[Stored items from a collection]

....................

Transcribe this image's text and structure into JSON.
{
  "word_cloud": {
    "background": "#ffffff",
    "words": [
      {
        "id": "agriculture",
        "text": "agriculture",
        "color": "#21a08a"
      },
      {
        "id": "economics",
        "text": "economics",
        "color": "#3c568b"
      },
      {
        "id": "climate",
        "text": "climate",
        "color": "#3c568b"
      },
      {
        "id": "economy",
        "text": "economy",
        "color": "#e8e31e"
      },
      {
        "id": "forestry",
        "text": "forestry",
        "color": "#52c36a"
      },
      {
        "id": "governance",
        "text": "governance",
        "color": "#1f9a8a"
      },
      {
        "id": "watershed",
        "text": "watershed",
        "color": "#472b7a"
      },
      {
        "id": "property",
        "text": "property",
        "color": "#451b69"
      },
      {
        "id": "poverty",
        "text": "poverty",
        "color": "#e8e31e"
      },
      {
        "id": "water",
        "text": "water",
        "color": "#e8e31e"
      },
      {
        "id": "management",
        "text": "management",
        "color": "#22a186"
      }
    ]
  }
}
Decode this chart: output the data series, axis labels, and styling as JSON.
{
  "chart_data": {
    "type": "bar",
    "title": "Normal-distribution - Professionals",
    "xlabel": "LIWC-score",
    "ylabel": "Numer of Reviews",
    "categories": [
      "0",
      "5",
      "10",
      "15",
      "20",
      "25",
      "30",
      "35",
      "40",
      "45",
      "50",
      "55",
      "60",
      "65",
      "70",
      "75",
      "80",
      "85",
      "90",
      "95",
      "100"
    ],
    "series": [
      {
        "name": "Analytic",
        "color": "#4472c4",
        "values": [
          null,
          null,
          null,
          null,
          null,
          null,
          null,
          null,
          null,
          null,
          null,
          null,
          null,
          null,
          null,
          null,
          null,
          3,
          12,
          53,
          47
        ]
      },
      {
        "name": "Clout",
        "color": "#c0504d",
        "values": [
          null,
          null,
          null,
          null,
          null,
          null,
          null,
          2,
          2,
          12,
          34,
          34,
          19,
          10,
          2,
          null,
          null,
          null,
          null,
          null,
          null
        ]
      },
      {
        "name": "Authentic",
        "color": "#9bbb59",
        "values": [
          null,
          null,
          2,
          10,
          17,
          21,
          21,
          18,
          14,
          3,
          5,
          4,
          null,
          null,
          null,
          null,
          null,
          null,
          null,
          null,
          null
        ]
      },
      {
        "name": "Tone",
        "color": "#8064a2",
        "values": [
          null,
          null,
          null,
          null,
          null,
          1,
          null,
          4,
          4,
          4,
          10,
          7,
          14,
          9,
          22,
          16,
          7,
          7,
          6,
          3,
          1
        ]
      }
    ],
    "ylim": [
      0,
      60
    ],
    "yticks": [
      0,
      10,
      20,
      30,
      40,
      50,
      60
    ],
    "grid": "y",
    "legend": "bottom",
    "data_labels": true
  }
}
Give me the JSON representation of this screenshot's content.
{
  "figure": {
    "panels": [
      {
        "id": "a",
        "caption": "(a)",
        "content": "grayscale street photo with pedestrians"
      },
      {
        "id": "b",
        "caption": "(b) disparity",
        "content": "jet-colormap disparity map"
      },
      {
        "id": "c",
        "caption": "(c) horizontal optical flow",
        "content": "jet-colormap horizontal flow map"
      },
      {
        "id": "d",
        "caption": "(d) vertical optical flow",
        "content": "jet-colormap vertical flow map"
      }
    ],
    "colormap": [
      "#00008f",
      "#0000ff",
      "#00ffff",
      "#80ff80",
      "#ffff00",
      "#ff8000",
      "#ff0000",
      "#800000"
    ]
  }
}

....................

** OBJECTIVE **
Write out all the entries exactly.

** ANSWER IN FULL **
Transcribe this image's text and structure into JSON.
{
  "word_cloud": {
    "background": "#ffffff",
    "words": [
      {
        "id": "agriculture",
        "text": "agriculture",
        "color": "#21a08a"
      },
      {
        "id": "economics",
        "text": "economics",
        "color": "#3c568b"
      },
      {
        "id": "climate",
        "text": "climate",
        "color": "#3c568b"
      },
      {
        "id": "economy",
        "text": "economy",
        "color": "#e8e31e"
      },
      {
        "id": "forestry",
        "text": "forestry",
        "color": "#52c36a"
      },
      {
        "id": "governance",
        "text": "governance",
        "color": "#1f9a8a"
      },
      {
        "id": "watershed",
        "text": "watershed",
        "color": "#472b7a"
      },
      {
        "id": "property",
        "text": "property",
        "color": "#451b69"
      },
      {
        "id": "poverty",
        "text": "poverty",
        "color": "#e8e31e"
      },
      {
        "id": "water",
        "text": "water",
        "color": "#e8e31e"
      },
      {
        "id": "management",
        "text": "management",
        "color": "#22a186"
      }
    ]
  }
}
Decode this chart: output the data series, axis labels, and styling as JSON.
{
  "chart_data": {
    "type": "bar",
    "title": "Normal-distribution - Professionals",
    "xlabel": "LIWC-score",
    "ylabel": "Numer of Reviews",
    "categories": [
      "0",
      "5",
      "10",
      "15",
      "20",
      "25",
      "30",
      "35",
      "40",
      "45",
      "50",
      "55",
      "60",
      "65",
      "70",
      "75",
      "80",
      "85",
      "90",
      "95",
      "100"
    ],
    "series": [
      {
        "name": "Analytic",
        "color": "#4472c4",
        "values": [
          null,
          null,
          null,
          null,
          null,
          null,
          null,
          null,
          null,
          null,
          null,
          null,
          null,
          null,
          null,
          null,
          null,
          3,
          12,
          53,
          47
        ]
      },
      {
        "name": "Clout",
        "color": "#c0504d",
        "values": [
          null,
          null,
          null,
          null,
          null,
          null,
          null,
          2,
          2,
          12,
          34,
          34,
          19,
          10,
          2,
          null,
          null,
          null,
          null,
          null,
          null
        ]
      },
      {
        "name": "Authentic",
        "color": "#9bbb59",
        "values": [
          null,
          null,
          2,
          10,
          17,
          21,
          21,
          18,
          14,
          3,
          5,
          4,
          null,
          null,
          null,
          null,
          null,
          null,
          null,
          null,
          null
        ]
      },
      {
        "name": "Tone",
        "color": "#8064a2",
        "values": [
          null,
          null,
          null,
          null,
          null,
          1,
          null,
          4,
          4,
          4,
          10,
          7,
          14,
          9,
          22,
          16,
          7,
          7,
          6,
          3,
          1
        ]
      }
    ],
    "ylim": [
      0,
      60
    ],
    "yticks": [
      0,
      10,
      20,
      30,
      40,
      50,
      60
    ],
    "grid": "y",
    "legend": "bottom",
    "data_labels": true
  }
}
Give me the JSON representation of this screenshot's content.
{
  "figure": {
    "panels": [
      {
        "id": "a",
        "caption": "(a)",
        "content": "grayscale street photo with pedestrians"
      },
      {
        "id": "b",
        "caption": "(b) disparity",
        "content": "jet-colormap disparity map"
      },
      {
        "id": "c",
        "caption": "(c) horizontal optical flow",
        "content": "jet-colormap horizontal flow map"
      },
      {
        "id": "d",
        "caption": "(d) vertical optical flow",
        "content": "jet-colormap vertical flow map"
      }
    ],
    "colormap": [
      "#00008f",
      "#0000ff",
      "#00ffff",
      "#80ff80",
      "#ffff00",
      "#ff8000",
      "#ff0000",
      "#800000"
    ]
  }
}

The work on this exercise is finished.